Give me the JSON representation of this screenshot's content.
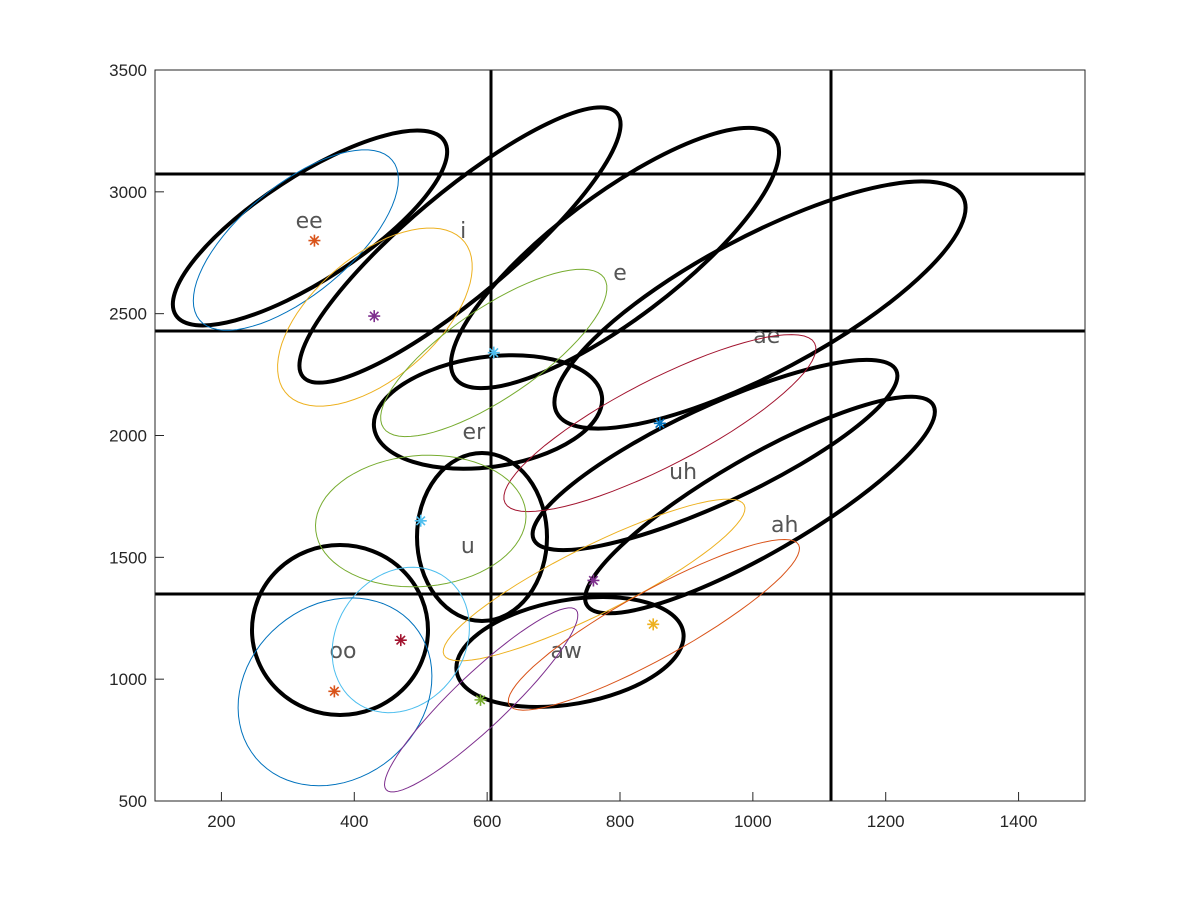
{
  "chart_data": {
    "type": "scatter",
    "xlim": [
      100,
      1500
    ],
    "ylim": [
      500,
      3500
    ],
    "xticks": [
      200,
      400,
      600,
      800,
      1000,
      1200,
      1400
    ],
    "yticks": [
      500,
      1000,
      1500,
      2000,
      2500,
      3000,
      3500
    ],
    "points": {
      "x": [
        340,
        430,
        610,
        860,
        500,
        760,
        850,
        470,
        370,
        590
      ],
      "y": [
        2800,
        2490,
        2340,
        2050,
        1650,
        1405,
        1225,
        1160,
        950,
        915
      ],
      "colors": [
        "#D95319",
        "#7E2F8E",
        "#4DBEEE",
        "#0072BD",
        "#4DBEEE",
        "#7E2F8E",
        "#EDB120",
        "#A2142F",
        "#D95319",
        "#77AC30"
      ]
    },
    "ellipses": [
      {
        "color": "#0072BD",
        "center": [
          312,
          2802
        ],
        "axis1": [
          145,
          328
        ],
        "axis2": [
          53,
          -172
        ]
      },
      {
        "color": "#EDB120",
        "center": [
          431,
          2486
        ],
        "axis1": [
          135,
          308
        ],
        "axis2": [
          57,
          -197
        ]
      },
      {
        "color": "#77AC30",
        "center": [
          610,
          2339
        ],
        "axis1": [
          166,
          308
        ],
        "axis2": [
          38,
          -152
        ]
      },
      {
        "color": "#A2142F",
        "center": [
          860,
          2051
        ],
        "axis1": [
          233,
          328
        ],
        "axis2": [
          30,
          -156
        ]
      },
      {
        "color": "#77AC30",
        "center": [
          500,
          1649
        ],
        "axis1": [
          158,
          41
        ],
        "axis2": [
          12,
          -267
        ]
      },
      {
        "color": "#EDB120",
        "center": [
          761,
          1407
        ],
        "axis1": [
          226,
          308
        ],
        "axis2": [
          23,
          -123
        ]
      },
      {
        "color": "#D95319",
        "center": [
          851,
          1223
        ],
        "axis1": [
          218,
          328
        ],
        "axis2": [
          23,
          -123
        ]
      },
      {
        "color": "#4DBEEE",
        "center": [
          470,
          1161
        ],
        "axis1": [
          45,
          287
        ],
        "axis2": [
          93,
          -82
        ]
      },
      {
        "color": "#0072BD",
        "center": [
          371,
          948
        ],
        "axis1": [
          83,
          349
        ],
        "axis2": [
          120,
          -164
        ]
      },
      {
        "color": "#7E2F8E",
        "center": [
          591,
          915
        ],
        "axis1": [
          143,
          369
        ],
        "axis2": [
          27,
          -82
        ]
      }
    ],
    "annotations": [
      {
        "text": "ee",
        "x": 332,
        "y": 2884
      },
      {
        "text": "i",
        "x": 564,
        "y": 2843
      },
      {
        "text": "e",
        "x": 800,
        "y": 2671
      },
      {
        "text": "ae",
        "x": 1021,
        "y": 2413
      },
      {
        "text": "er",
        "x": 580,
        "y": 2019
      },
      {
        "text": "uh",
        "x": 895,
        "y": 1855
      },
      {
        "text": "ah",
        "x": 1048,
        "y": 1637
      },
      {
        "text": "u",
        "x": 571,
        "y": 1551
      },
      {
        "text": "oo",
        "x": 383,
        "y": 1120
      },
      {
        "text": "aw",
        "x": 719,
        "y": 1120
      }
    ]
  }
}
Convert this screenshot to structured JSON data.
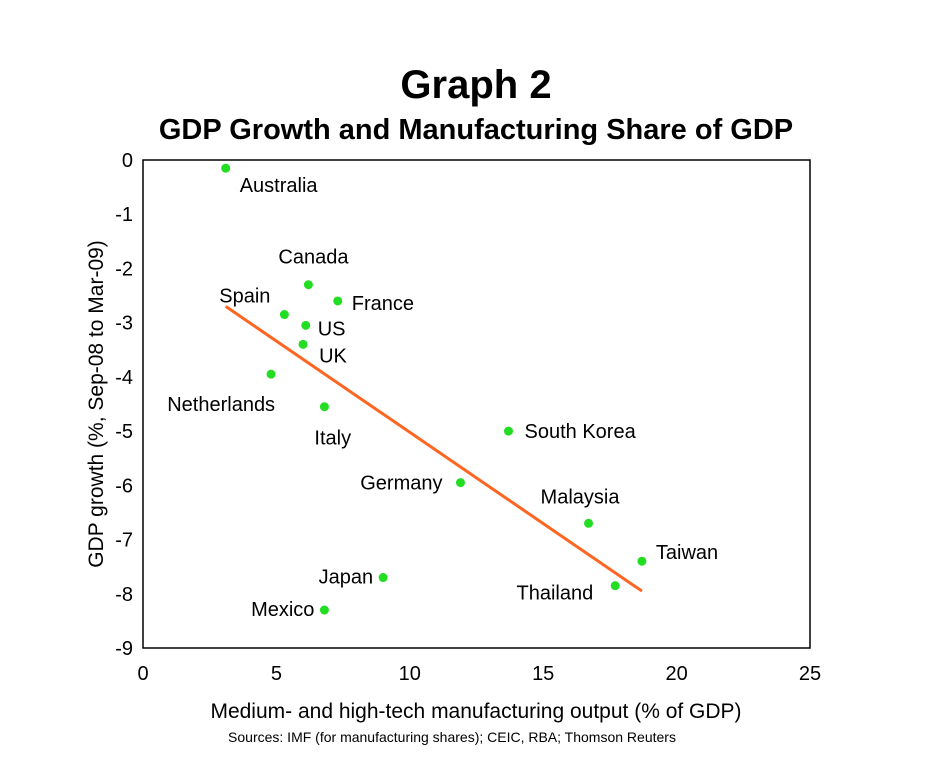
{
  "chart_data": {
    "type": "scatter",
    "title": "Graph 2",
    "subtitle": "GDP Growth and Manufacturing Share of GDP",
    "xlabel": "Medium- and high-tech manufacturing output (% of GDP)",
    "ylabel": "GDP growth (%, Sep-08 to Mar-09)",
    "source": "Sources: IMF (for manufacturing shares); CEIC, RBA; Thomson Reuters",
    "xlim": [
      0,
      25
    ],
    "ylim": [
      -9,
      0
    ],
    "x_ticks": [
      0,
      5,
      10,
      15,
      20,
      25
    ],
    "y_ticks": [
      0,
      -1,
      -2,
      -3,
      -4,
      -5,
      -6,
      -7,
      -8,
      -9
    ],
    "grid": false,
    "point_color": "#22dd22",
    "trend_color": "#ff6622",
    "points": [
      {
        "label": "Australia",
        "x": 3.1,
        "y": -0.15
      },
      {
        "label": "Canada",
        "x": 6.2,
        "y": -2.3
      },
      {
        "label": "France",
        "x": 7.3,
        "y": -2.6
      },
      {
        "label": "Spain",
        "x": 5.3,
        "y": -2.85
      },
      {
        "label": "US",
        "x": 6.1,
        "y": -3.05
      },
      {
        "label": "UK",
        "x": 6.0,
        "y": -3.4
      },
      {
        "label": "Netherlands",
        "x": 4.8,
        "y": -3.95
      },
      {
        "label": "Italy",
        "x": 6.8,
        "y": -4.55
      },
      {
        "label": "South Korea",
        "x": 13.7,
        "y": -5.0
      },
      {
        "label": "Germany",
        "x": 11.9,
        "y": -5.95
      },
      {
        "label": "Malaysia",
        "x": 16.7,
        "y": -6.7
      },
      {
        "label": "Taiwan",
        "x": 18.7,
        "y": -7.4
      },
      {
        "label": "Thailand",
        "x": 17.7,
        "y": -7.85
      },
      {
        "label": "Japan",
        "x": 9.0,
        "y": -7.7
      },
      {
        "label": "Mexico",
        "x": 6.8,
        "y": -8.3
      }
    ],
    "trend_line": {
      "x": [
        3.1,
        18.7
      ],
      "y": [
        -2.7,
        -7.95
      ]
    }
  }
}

----

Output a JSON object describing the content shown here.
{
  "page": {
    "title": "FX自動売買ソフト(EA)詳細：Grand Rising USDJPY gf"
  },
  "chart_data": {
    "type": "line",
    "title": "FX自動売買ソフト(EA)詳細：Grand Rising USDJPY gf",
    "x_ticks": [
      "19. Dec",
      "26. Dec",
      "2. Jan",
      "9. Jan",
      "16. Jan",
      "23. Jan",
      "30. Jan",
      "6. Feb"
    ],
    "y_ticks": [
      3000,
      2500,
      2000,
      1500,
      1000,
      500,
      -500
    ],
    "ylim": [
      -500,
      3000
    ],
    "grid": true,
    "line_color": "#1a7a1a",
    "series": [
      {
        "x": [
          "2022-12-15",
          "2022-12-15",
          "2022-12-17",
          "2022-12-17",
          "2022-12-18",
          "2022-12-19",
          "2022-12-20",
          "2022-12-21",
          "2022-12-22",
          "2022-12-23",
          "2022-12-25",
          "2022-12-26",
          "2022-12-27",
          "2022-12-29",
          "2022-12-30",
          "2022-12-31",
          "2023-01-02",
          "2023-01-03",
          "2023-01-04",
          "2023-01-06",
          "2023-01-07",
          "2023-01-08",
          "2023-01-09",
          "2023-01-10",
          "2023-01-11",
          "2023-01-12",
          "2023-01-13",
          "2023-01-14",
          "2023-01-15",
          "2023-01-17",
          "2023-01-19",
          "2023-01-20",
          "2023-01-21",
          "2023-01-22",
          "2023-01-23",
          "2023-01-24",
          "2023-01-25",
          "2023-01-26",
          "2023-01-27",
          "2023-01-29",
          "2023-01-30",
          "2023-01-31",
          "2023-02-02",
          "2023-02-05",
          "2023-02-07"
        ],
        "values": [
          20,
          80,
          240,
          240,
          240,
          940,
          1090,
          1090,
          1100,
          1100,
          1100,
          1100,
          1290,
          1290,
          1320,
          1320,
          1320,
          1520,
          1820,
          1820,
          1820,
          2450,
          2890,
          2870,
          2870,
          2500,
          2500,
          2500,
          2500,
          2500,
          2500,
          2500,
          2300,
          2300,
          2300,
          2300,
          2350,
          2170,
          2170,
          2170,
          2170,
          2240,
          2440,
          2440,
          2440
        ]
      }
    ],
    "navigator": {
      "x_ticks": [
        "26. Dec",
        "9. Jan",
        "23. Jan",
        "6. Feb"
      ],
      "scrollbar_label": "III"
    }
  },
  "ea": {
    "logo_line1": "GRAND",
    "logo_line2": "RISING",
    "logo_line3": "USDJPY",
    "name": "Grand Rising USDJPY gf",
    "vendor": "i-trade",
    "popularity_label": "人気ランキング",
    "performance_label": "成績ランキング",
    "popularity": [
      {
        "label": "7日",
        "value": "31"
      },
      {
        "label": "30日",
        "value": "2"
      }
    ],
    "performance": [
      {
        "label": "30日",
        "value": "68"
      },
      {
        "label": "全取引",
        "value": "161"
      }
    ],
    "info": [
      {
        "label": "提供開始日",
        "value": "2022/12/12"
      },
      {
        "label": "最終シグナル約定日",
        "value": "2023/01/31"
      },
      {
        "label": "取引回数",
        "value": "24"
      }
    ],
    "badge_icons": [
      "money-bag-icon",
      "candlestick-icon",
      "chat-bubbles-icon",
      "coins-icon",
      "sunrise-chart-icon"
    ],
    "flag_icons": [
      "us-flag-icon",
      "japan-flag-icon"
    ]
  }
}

----

__TASK INSTRUCTIONS__: Supply the count of lines in the entries that contain the word "content", and nothing besides.

__RESULT BELOW__: 2